§ Work to complete
Restate all of the entries exactly, dropping any pictures they hold.

§ Source material

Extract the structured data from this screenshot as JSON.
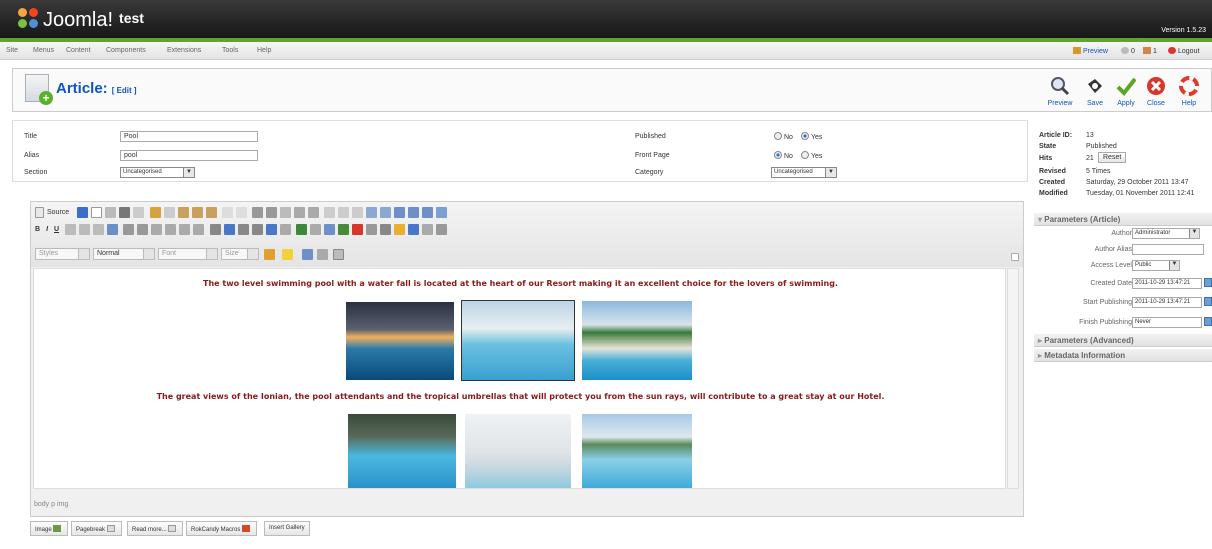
{
  "app": {
    "logo_text": "Joomla!",
    "site_name": "test",
    "version": "Version 1.5.23"
  },
  "menu": {
    "items": [
      "Site",
      "Menus",
      "Content",
      "Components",
      "Extensions",
      "Tools",
      "Help"
    ]
  },
  "status": {
    "preview": "Preview",
    "visitors": "0",
    "messages": "1",
    "logout": "Logout"
  },
  "header": {
    "title": "Article:",
    "subtitle": "[ Edit ]"
  },
  "toolbar": {
    "buttons": [
      {
        "label": "Preview",
        "icon": "magnifier-icon"
      },
      {
        "label": "Save",
        "icon": "save-icon"
      },
      {
        "label": "Apply",
        "icon": "checkmark-icon"
      },
      {
        "label": "Close",
        "icon": "close-icon"
      },
      {
        "label": "Help",
        "icon": "help-lifebuoy-icon"
      }
    ]
  },
  "form": {
    "title_label": "Title",
    "title_value": "Pool",
    "alias_label": "Alias",
    "alias_value": "pool",
    "section_label": "Section",
    "section_value": "Uncategorised",
    "published_label": "Published",
    "front_page_label": "Front Page",
    "category_label": "Category",
    "category_value": "Uncategorised",
    "no_label": "No",
    "yes_label": "Yes",
    "published": "Yes",
    "front_page": "No"
  },
  "info": {
    "article_id_label": "Article ID:",
    "article_id": "13",
    "state_label": "State",
    "state": "Published",
    "hits_label": "Hits",
    "hits": "21",
    "reset_label": "Reset",
    "revised_label": "Revised",
    "revised": "5 Times",
    "created_label": "Created",
    "created": "Saturday, 29 October 2011 13:47",
    "modified_label": "Modified",
    "modified": "Tuesday, 01 November 2011 12:41"
  },
  "editor": {
    "source_label": "Source",
    "styles_placeholder": "Styles",
    "format_value": "Normal",
    "font_placeholder": "Font",
    "size_placeholder": "Size",
    "paragraph1": "The two level swimming pool with a water fall is located at the heart of our Resort making it an excellent choice for the lovers of swimming.",
    "paragraph2": "The great views of the Ionian, the pool attendants and the tropical umbrellas that will protect you from the sun rays, will contribute to a great stay at our Hotel.",
    "path": "body  p  img"
  },
  "bottom_buttons": [
    "Image",
    "Pagebreak",
    "Read more...",
    "RokCandy Macros",
    "Insert Gallery"
  ],
  "params": {
    "article_header": "Parameters (Article)",
    "author_label": "Author",
    "author_value": "Administrator",
    "author_alias_label": "Author Alias",
    "author_alias_value": "",
    "access_label": "Access Level",
    "access_value": "Public",
    "created_date_label": "Created Date",
    "created_date_value": "2011-10-29 13:47:21",
    "start_pub_label": "Start Publishing",
    "start_pub_value": "2011-10-29 13:47:21",
    "finish_pub_label": "Finish Publishing",
    "finish_pub_value": "Never",
    "advanced_header": "Parameters (Advanced)",
    "metadata_header": "Metadata Information"
  },
  "colors": {
    "accent": "#0b55c4",
    "topbar": "#1e1e1e",
    "green_strip": "#62a32f",
    "paragraph_text": "#8b1a1a"
  }
}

§ Solution for this exercise
Extract the structured data from this screenshot as JSON.
{
  "app": {
    "logo_text": "Joomla!",
    "site_name": "test",
    "version": "Version 1.5.23"
  },
  "menu": {
    "items": [
      "Site",
      "Menus",
      "Content",
      "Components",
      "Extensions",
      "Tools",
      "Help"
    ]
  },
  "status": {
    "preview": "Preview",
    "visitors": "0",
    "messages": "1",
    "logout": "Logout"
  },
  "header": {
    "title": "Article:",
    "subtitle": "[ Edit ]"
  },
  "toolbar": {
    "buttons": [
      {
        "label": "Preview",
        "icon": "magnifier-icon"
      },
      {
        "label": "Save",
        "icon": "save-icon"
      },
      {
        "label": "Apply",
        "icon": "checkmark-icon"
      },
      {
        "label": "Close",
        "icon": "close-icon"
      },
      {
        "label": "Help",
        "icon": "help-lifebuoy-icon"
      }
    ]
  },
  "form": {
    "title_label": "Title",
    "title_value": "Pool",
    "alias_label": "Alias",
    "alias_value": "pool",
    "section_label": "Section",
    "section_value": "Uncategorised",
    "published_label": "Published",
    "front_page_label": "Front Page",
    "category_label": "Category",
    "category_value": "Uncategorised",
    "no_label": "No",
    "yes_label": "Yes",
    "published": "Yes",
    "front_page": "No"
  },
  "info": {
    "article_id_label": "Article ID:",
    "article_id": "13",
    "state_label": "State",
    "state": "Published",
    "hits_label": "Hits",
    "hits": "21",
    "reset_label": "Reset",
    "revised_label": "Revised",
    "revised": "5 Times",
    "created_label": "Created",
    "created": "Saturday, 29 October 2011 13:47",
    "modified_label": "Modified",
    "modified": "Tuesday, 01 November 2011 12:41"
  },
  "editor": {
    "source_label": "Source",
    "styles_placeholder": "Styles",
    "format_value": "Normal",
    "font_placeholder": "Font",
    "size_placeholder": "Size",
    "paragraph1": "The two level swimming pool with a water fall is located at the heart of our Resort making it an excellent choice for the lovers of swimming.",
    "paragraph2": "The great views of the Ionian, the pool attendants and the tropical umbrellas that will protect you from the sun rays, will contribute to a great stay at our Hotel.",
    "path": "body  p  img"
  },
  "bottom_buttons": [
    "Image",
    "Pagebreak",
    "Read more...",
    "RokCandy Macros",
    "Insert Gallery"
  ],
  "params": {
    "article_header": "Parameters (Article)",
    "author_label": "Author",
    "author_value": "Administrator",
    "author_alias_label": "Author Alias",
    "author_alias_value": "",
    "access_label": "Access Level",
    "access_value": "Public",
    "created_date_label": "Created Date",
    "created_date_value": "2011-10-29 13:47:21",
    "start_pub_label": "Start Publishing",
    "start_pub_value": "2011-10-29 13:47:21",
    "finish_pub_label": "Finish Publishing",
    "finish_pub_value": "Never",
    "advanced_header": "Parameters (Advanced)",
    "metadata_header": "Metadata Information"
  },
  "colors": {
    "accent": "#0b55c4",
    "topbar": "#1e1e1e",
    "green_strip": "#62a32f",
    "paragraph_text": "#8b1a1a"
  }
}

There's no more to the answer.